(Stored data)

· · · · ·

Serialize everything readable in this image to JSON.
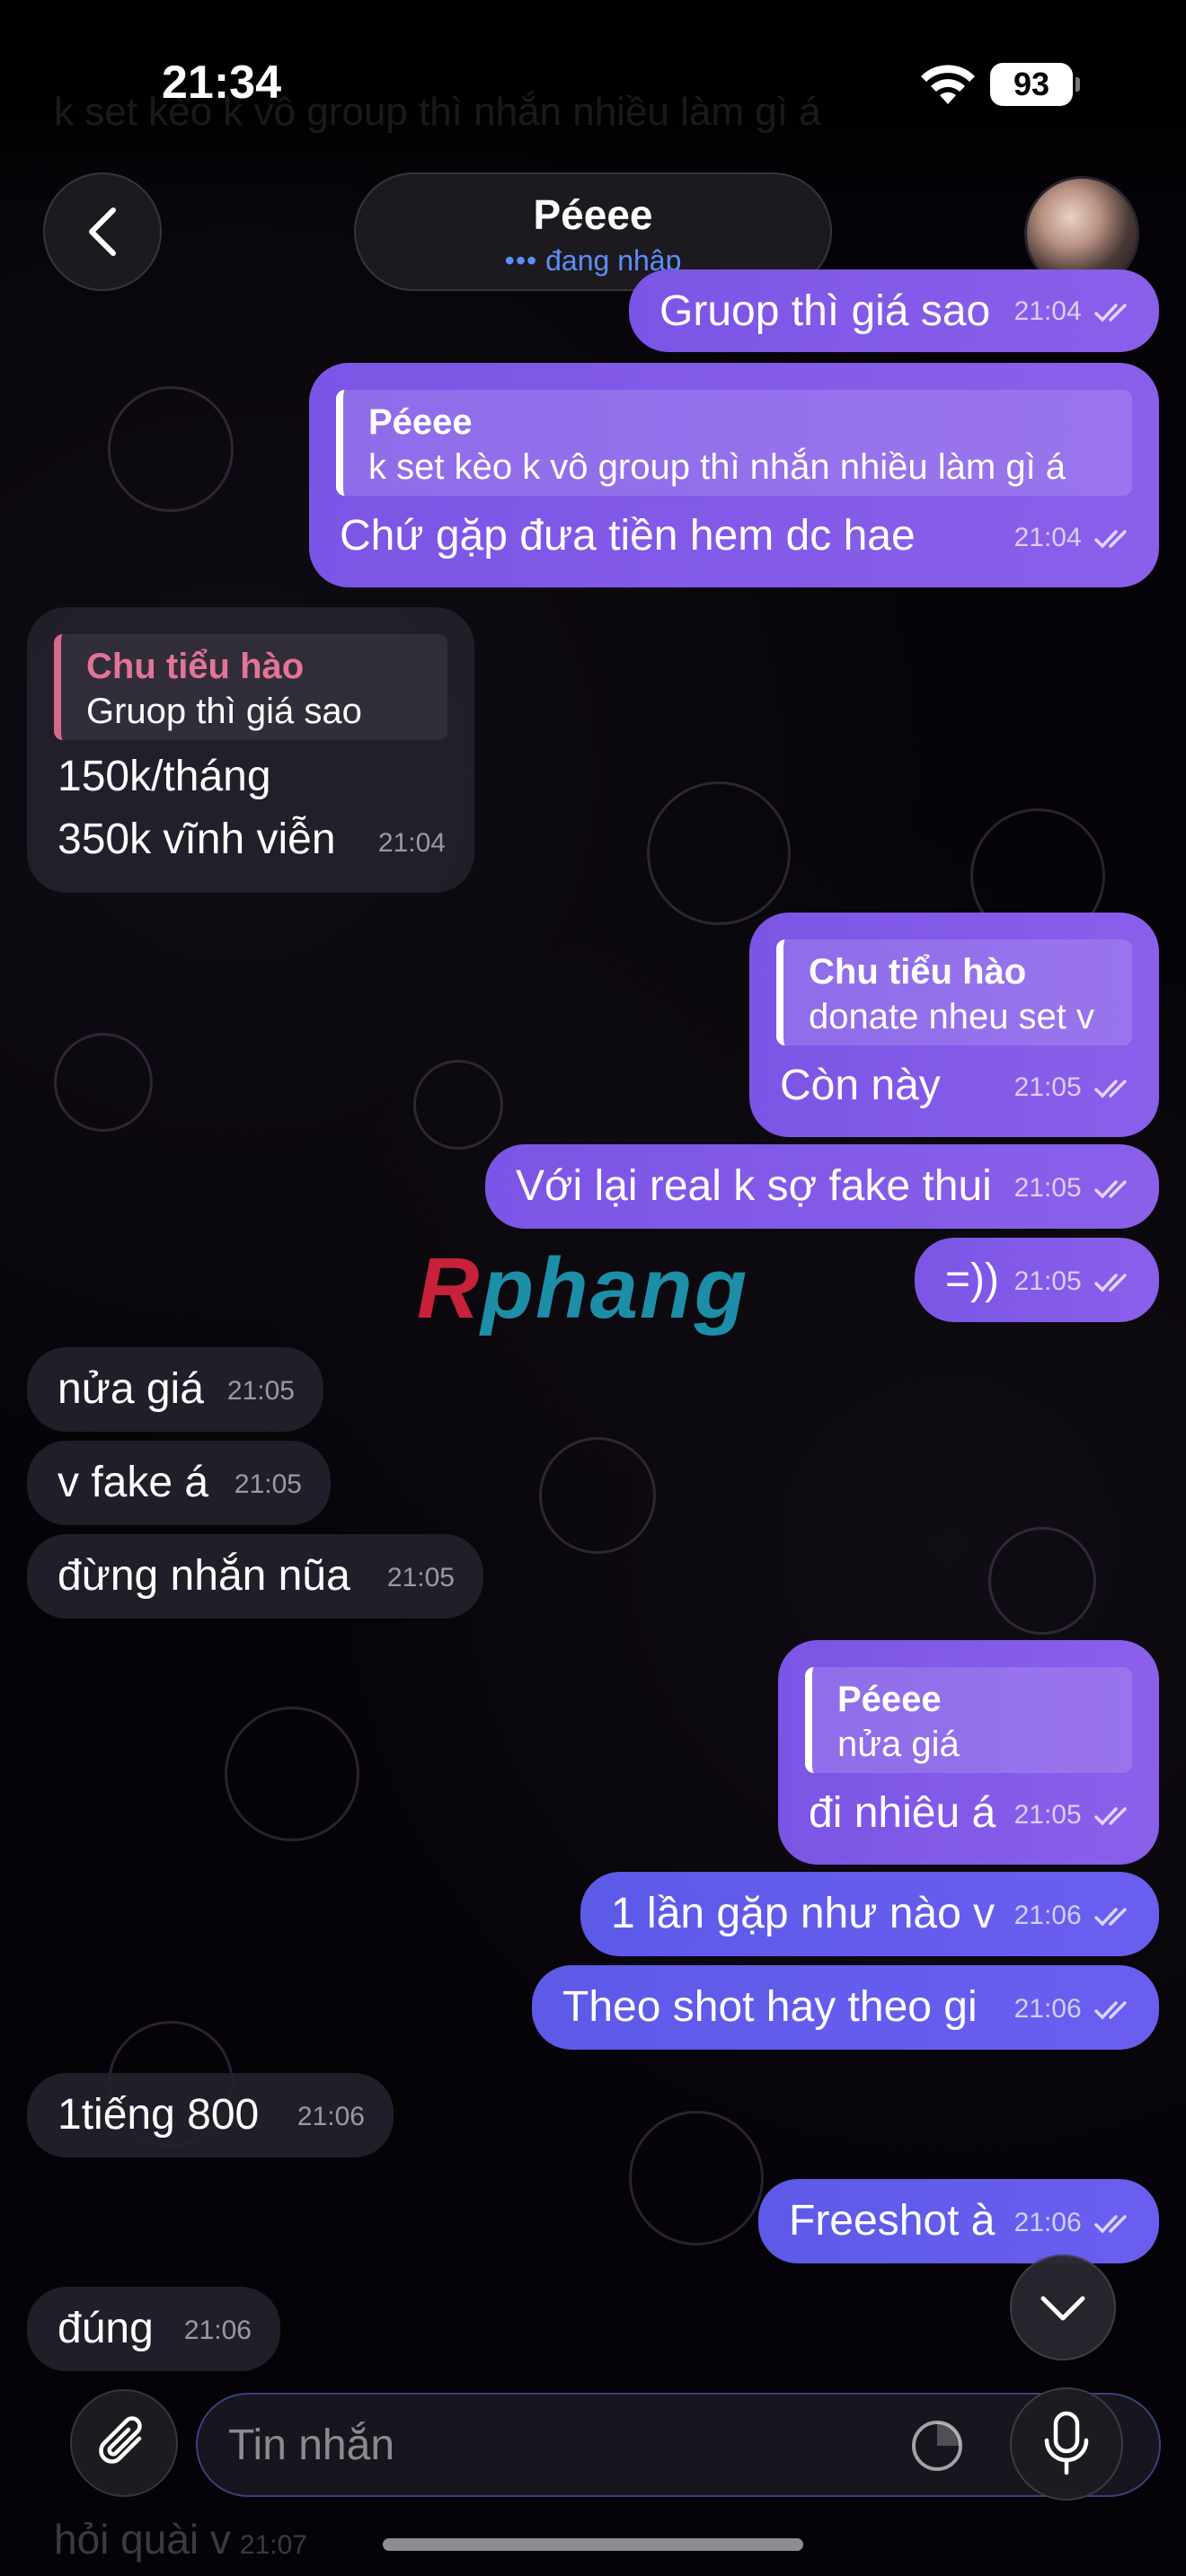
{
  "status_bar": {
    "time": "21:34",
    "battery": "93"
  },
  "header": {
    "contact_name": "Péeee",
    "status_dots": "•••",
    "status_text": "đang nhập"
  },
  "top_peek": {
    "text": "k set kèo k vô group thì nhắn nhiều làm gì á"
  },
  "messages": [
    {
      "text": "Gruop thì giá sao",
      "time": "21:04"
    },
    {
      "reply_author": "Péeee",
      "reply_text": "k set kèo k vô group thì nhắn nhiều làm gì á",
      "text": "Chứ gặp đưa tiền hem dc hae",
      "time": "21:04"
    },
    {
      "reply_author": "Chu tiểu hào",
      "reply_text": "Gruop thì giá sao",
      "text_line1": "150k/tháng",
      "text_line2": "350k vĩnh viễn",
      "time": "21:04"
    },
    {
      "reply_author": "Chu tiểu hào",
      "reply_text": "donate nheu set v",
      "text": "Còn này",
      "time": "21:05"
    },
    {
      "text": "Với lại real k sợ fake thui",
      "time": "21:05"
    },
    {
      "text": "=))",
      "time": "21:05"
    },
    {
      "text": "nửa giá",
      "time": "21:05"
    },
    {
      "text": "v fake á",
      "time": "21:05"
    },
    {
      "text": "đừng nhắn nũa",
      "time": "21:05"
    },
    {
      "reply_author": "Péeee",
      "reply_text": "nửa giá",
      "text": "đi nhiêu á",
      "time": "21:05"
    },
    {
      "text": "1 lần gặp như nào v",
      "time": "21:06"
    },
    {
      "text": "Theo shot hay theo gi",
      "time": "21:06"
    },
    {
      "text": "1tiếng 800",
      "time": "21:06"
    },
    {
      "text": "Freeshot à",
      "time": "21:06"
    },
    {
      "text": "đúng",
      "time": "21:06"
    }
  ],
  "peek_bottom": {
    "text": "hỏi quài v",
    "time": "21:07"
  },
  "watermark": {
    "first": "R",
    "rest": "phang"
  },
  "composer": {
    "placeholder": "Tin nhắn"
  },
  "colors": {
    "outgoing_bubble": "#7c55e6",
    "outgoing_bubble_blue": "#5d5ae8",
    "incoming_bubble": "#24202c",
    "reply_author_incoming": "#e27497",
    "status_typing": "#5b8ff5"
  }
}
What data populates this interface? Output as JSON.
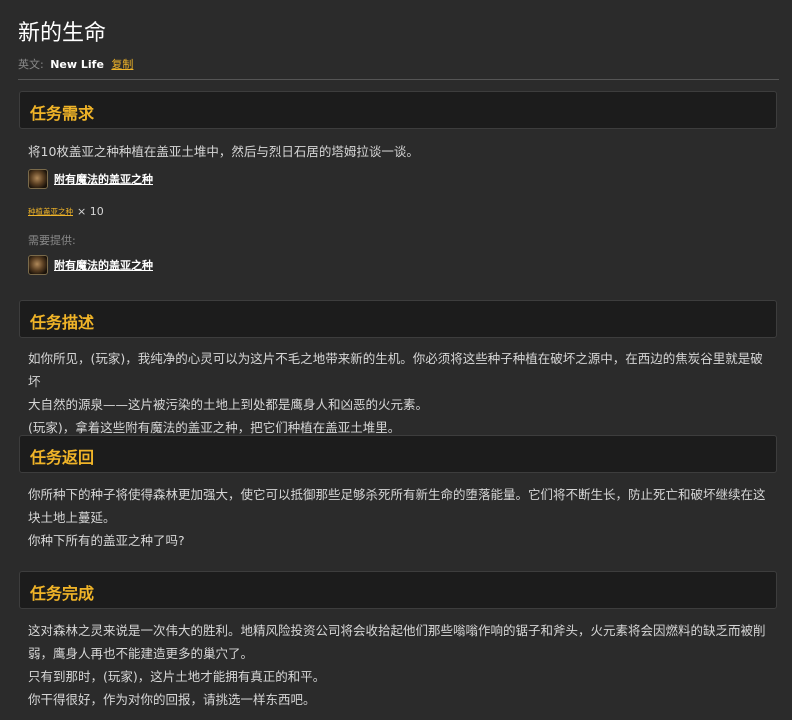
{
  "title": "新的生命",
  "english": {
    "label": "英文:",
    "name": "New Life",
    "copy_label": "复制"
  },
  "requirements": {
    "heading": "任务需求",
    "objective": "将10枚盖亚之种种植在盖亚土堆中，然后与烈日石居的塔姆拉谈一谈。",
    "item": {
      "name": "附有魔法的盖亚之种",
      "icon": "gaea-seed-icon"
    },
    "count_link": "种植盖亚之种",
    "count_text": "× 10",
    "provide_label": "需要提供:",
    "provided_item": {
      "name": "附有魔法的盖亚之种",
      "icon": "gaea-seed-icon"
    }
  },
  "description": {
    "heading": "任务描述",
    "lines": [
      "如你所见，(玩家)，我纯净的心灵可以为这片不毛之地带来新的生机。你必须将这些种子种植在破坏之源中，在西边的焦炭谷里就是破坏",
      "大自然的源泉——这片被污染的土地上到处都是鹰身人和凶恶的火元素。",
      "(玩家)，拿着这些附有魔法的盖亚之种，把它们种植在盖亚土堆里。"
    ]
  },
  "progress": {
    "heading": "任务返回",
    "lines": [
      "你所种下的种子将使得森林更加强大，使它可以抵御那些足够杀死所有新生命的堕落能量。它们将不断生长，防止死亡和破坏继续在这",
      "块土地上蔓延。",
      "你种下所有的盖亚之种了吗?"
    ]
  },
  "completion": {
    "heading": "任务完成",
    "lines": [
      "这对森林之灵来说是一次伟大的胜利。地精风险投资公司将会收拾起他们那些嗡嗡作响的锯子和斧头，火元素将会因燃料的缺乏而被削",
      "弱，鹰身人再也不能建造更多的巢穴了。",
      "只有到那时，(玩家)，这片土地才能拥有真正的和平。",
      "你干得很好，作为对你的回报，请挑选一样东西吧。"
    ]
  }
}
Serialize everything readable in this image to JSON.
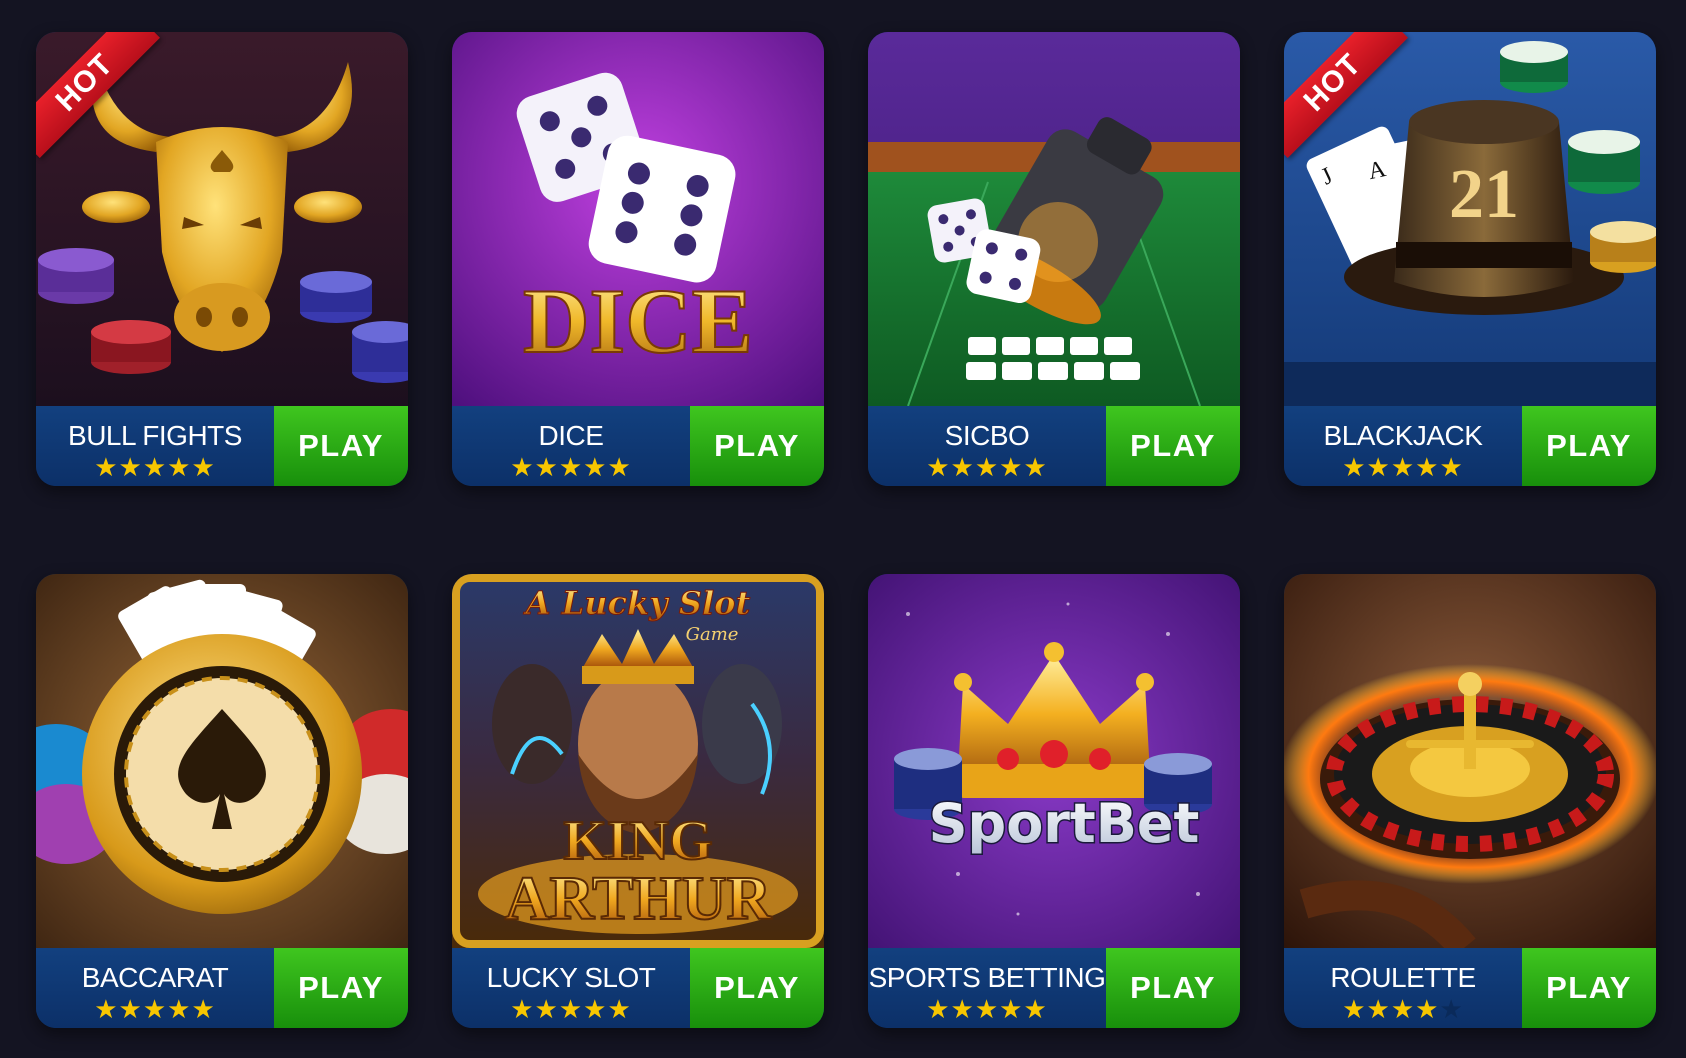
{
  "games": [
    {
      "name": "BULL FIGHTS",
      "play_label": "PLAY",
      "rating": 5,
      "badge": "HOT",
      "icon": "bull-icon"
    },
    {
      "name": "DICE",
      "play_label": "PLAY",
      "rating": 5,
      "badge": "",
      "art_text": "DICE",
      "icon": "dice-icon"
    },
    {
      "name": "SICBO",
      "play_label": "PLAY",
      "rating": 5,
      "badge": "",
      "icon": "dice-cup-icon"
    },
    {
      "name": "BLACKJACK",
      "play_label": "PLAY",
      "rating": 5,
      "badge": "HOT",
      "art_text": "21",
      "icon": "top-hat-icon"
    },
    {
      "name": "BACCARAT",
      "play_label": "PLAY",
      "rating": 5,
      "badge": "",
      "icon": "spade-chip-icon"
    },
    {
      "name": "LUCKY SLOT",
      "play_label": "PLAY",
      "rating": 5,
      "badge": "",
      "art_title": "A Lucky Slot",
      "art_subtitle": "Game",
      "art_line1": "KING",
      "art_line2": "ARTHUR",
      "icon": "king-icon"
    },
    {
      "name": "SPORTS BETTING",
      "play_label": "PLAY",
      "rating": 5,
      "badge": "",
      "art_text": "SportBet",
      "icon": "crown-icon"
    },
    {
      "name": "ROULETTE",
      "play_label": "PLAY",
      "rating": 4,
      "badge": "",
      "icon": "roulette-icon"
    }
  ],
  "colors": {
    "background": "#141422",
    "bar": "#103a78",
    "play": "#2aa814",
    "star": "#f7c600",
    "hot": "#d81a24"
  }
}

· · · · ·

### Objective
State the number of lines in the records that include "nhắn", and write nothing else.

### Solution for this task
4